Directions: Based on the article about the former Merrill Lynch representative, explain why sending the three proof of funds letters went against Merrill Lynch's procedures.

Given text:
A former representative for Merrill Lynch has been penalized for rule violations involving misleading or false statements, ThinkAdvisor reports.

Mark S. Sorrell was suspended for nine months and fined $5,000 by the Financial Industry Regulatory Authority over his actions, according to a letter of acceptance, waiver and consent.

“From December 2023 to January 2024, without Merrill Lynch’s knowledge or approval, Sorrell prepared, signed, and disseminated from his firm email address three proof of funds letters to a third party on behalf of his customer concerning funds the customer was going to use to purchase a home,” FINRA said in its order. “In the letters, Sorrell made materially misleading or false statements about the availability of the customer’s funds for purchasing the home.”

FINRA pointed out that a proof of funds letter is a written verification confirming that a client has sufficient assets to complete a specific transaction, typically in connection with mortgage applications, audits and other third-party requests.

Merrill Lynch’s written supervisory procedures required registered reps to obtain supervisory review and approval prior to distributing any proof of funds letters on behalf of a client.

Given data:
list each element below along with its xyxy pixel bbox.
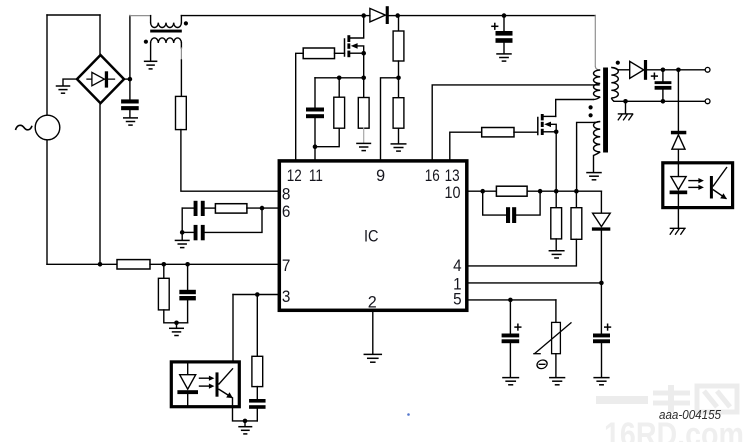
svg-text:IC: IC [364, 228, 379, 246]
opto LED right [670, 164, 688, 227]
wire pin 1 row [469, 281, 604, 286]
wire return rail bottom left [47, 263, 117, 265]
chassis ground at opto LED [670, 228, 686, 235]
primary/aux phase dots [589, 105, 593, 117]
wire secondary top to output diode [611, 67, 629, 69]
wire choke bottom-right down (part gray) [180, 43, 182, 96]
ground at choke [144, 61, 158, 69]
resistor pin10 filter (horizontal) [496, 186, 527, 196]
watermark domain text [604, 416, 744, 442]
wire bridge positive output [124, 16, 132, 100]
wire primary tap to pin 16 [432, 85, 599, 159]
pin 13 label [445, 167, 460, 185]
wire bridge negative to ground [63, 79, 77, 85]
capacitor pin6 series [182, 201, 215, 216]
pin 7 label [282, 257, 291, 275]
ground at input capacitor [123, 118, 138, 125]
bridge rectifier B1 [77, 55, 124, 103]
pin 16 label [425, 167, 440, 185]
diode output rectifier [630, 60, 647, 80]
op-amp/controller IC U1 [279, 161, 467, 310]
wire pin 2 down [372, 312, 374, 354]
capacitor pin7 [174, 264, 196, 325]
capacitor pin10 filter [483, 191, 540, 223]
wire pin 5 row [469, 298, 556, 303]
secondary phase dot [616, 61, 620, 65]
resistor Q2 gate (horizontal) [450, 128, 538, 160]
capacitor pin6 parallel [180, 208, 262, 240]
resistor upper HV (vertical) [393, 16, 404, 81]
ground at opto emitter [238, 421, 252, 434]
ground at lower HV resistor [391, 144, 407, 151]
svg-text:5: 5 [453, 291, 462, 309]
wire secondary bottom / output return rail [611, 98, 705, 104]
capacitor aux electrolytic right [593, 283, 611, 377]
ground at thermistor [549, 378, 565, 385]
wire Q1 source to node [361, 53, 366, 80]
optocoupler U2 (transistor side) box [171, 362, 239, 407]
resistor sense mid (vertical) [358, 78, 369, 128]
wire rectified to choke (gray jog) [130, 15, 151, 17]
wire pin 9 to divider node [381, 78, 399, 159]
svg-text:10: 10 [445, 184, 461, 202]
opto right phototransistor [710, 167, 727, 199]
resistor sense to ground (vertical) [551, 191, 562, 250]
pin 3 label [282, 288, 291, 306]
svg-text:2: 2 [368, 293, 377, 311]
svg-text:11: 11 [309, 167, 323, 185]
ground at aux cap [593, 378, 609, 385]
wire opto collector to pin 3 [232, 295, 234, 369]
transformer T1 primary winding [594, 70, 601, 97]
stray blue dot artifact [407, 413, 410, 416]
pin 11 label [309, 167, 323, 185]
wire divider resistor to pin 4 [469, 239, 577, 266]
opto U2 LED [177, 362, 198, 406]
pin 12 label [287, 167, 302, 185]
choke L1 bottom winding [151, 38, 182, 43]
figure number aaa-004155 [659, 407, 722, 422]
wire opto emitter to ground junction [233, 398, 258, 423]
pin 8 label [282, 185, 291, 203]
svg-text:4: 4 [453, 257, 462, 275]
ground at bridge negative [56, 86, 71, 93]
pin 9 label [376, 167, 385, 185]
resistor line sense (horizontal) [117, 260, 150, 269]
capacitor bulk input [121, 99, 139, 117]
choke phase dot top right [184, 21, 188, 25]
wire output positive rail [647, 68, 705, 73]
wire pin 7 row [150, 262, 278, 267]
diode boost top [364, 6, 398, 24]
watermark CJK (approximation) [596, 385, 737, 412]
zener diode feedback [671, 70, 686, 162]
svg-text:12: 12 [287, 167, 302, 185]
chassis ground at output return [618, 101, 634, 120]
resistor lower HV (vertical) [393, 78, 404, 144]
svg-text:8: 8 [282, 185, 291, 203]
pin 6 label [282, 203, 291, 221]
capacitor HV bulk electrolytic [491, 16, 512, 54]
diode aux rectifier (pointing down) [592, 191, 610, 283]
AC source V1 [16, 115, 60, 140]
svg-text:9: 9 [376, 167, 385, 185]
resistor Q1 gate (horizontal) [296, 48, 345, 159]
pin 2 label [368, 293, 377, 311]
ground at pin 2 [364, 354, 383, 362]
wire primary bottom to Q2 drain [556, 97, 601, 116]
wire aux bottom to ground [594, 152, 601, 172]
pin 5 label [453, 291, 462, 309]
wire pin 6 row [260, 206, 278, 211]
wire HV top rail [181, 13, 366, 18]
wire clamp node horizontal [315, 76, 364, 81]
pin 1 label [453, 276, 462, 294]
wire pin 10 row [469, 189, 602, 194]
transformer T1 secondary winding [611, 67, 618, 98]
transformer T1 aux winding [594, 122, 601, 153]
ground at mid resistor [356, 143, 371, 150]
wire bridge bottom to return rail [98, 103, 103, 267]
resistor startup (vertical) [176, 96, 187, 129]
wire gray lead to ground [363, 128, 365, 143]
svg-text:3: 3 [282, 288, 291, 306]
choke phase dot bottom left [144, 40, 148, 44]
wire startup resistor to pin 8 [181, 130, 278, 192]
capacitor pin3 [249, 399, 265, 421]
optocoupler U2 (LED side) box [663, 163, 733, 208]
ground at Vcc cap [502, 378, 519, 385]
capacitor Vcc electrolytic left [502, 300, 522, 377]
wire rail down to primary (gray) [595, 16, 600, 70]
pin 10 label [445, 184, 461, 202]
capacitor output electrolytic [651, 70, 672, 102]
svg-text:7: 7 [282, 257, 291, 275]
wire cap/res junction to pin 11 [314, 147, 316, 160]
opto U2 phototransistor [216, 368, 234, 398]
wire bridge top AC input [99, 15, 101, 55]
IC label [364, 228, 379, 246]
output terminal positive [705, 67, 710, 72]
capacitor clamp [306, 78, 324, 149]
wire choke bottom-left to ground [150, 43, 152, 61]
resistor clamp (vertical) [315, 78, 345, 147]
ground at pin6 caps [175, 232, 190, 247]
wire AC loop left vertical [46, 15, 48, 264]
transistor Q1 MOSFET [345, 16, 367, 58]
wire pin 3 row [233, 292, 278, 297]
transformer T1 core [603, 68, 608, 153]
wire top rail right of diode [395, 13, 595, 18]
choke L1 top winding [151, 16, 182, 28]
opto right arrows [688, 178, 704, 190]
thermistor theta symbol [536, 360, 548, 369]
ground at sense resistor [549, 251, 565, 258]
transistor Q2 MOSFET [538, 114, 559, 135]
resistor pin3 (vertical) [252, 295, 263, 400]
wire Q2 source down to sense row [555, 132, 557, 191]
pin 4 label [453, 257, 462, 275]
opto U2 arrows [199, 376, 215, 389]
resistor pin6 (horizontal) [215, 204, 262, 213]
ground at pin7 RC [169, 323, 184, 336]
svg-text:16: 16 [425, 167, 440, 185]
resistor pin7 (vertical) [158, 264, 187, 323]
choke core bar [150, 30, 182, 33]
thermistor NTC [533, 300, 571, 377]
resistor aux divider (vertical) [571, 191, 582, 239]
svg-text:6: 6 [282, 203, 291, 221]
svg-text:13: 13 [445, 167, 460, 185]
wire aux top to sense node [577, 122, 601, 192]
svg-text:aaa-004155: aaa-004155 [659, 407, 722, 422]
output terminal negative [705, 99, 710, 104]
ground at aux winding [586, 173, 602, 180]
ground at HV bulk cap [496, 54, 512, 61]
wire AC loop top [47, 14, 100, 16]
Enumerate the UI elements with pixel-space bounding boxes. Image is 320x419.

Expected output: Merrill Lynch's written supervisory procedures required registered reps to obtain supervisory review and approval before distributing any proof of funds letter on a client's behalf. Sorrell prepared, signed, and sent the three letters without the firm's knowledge or approval.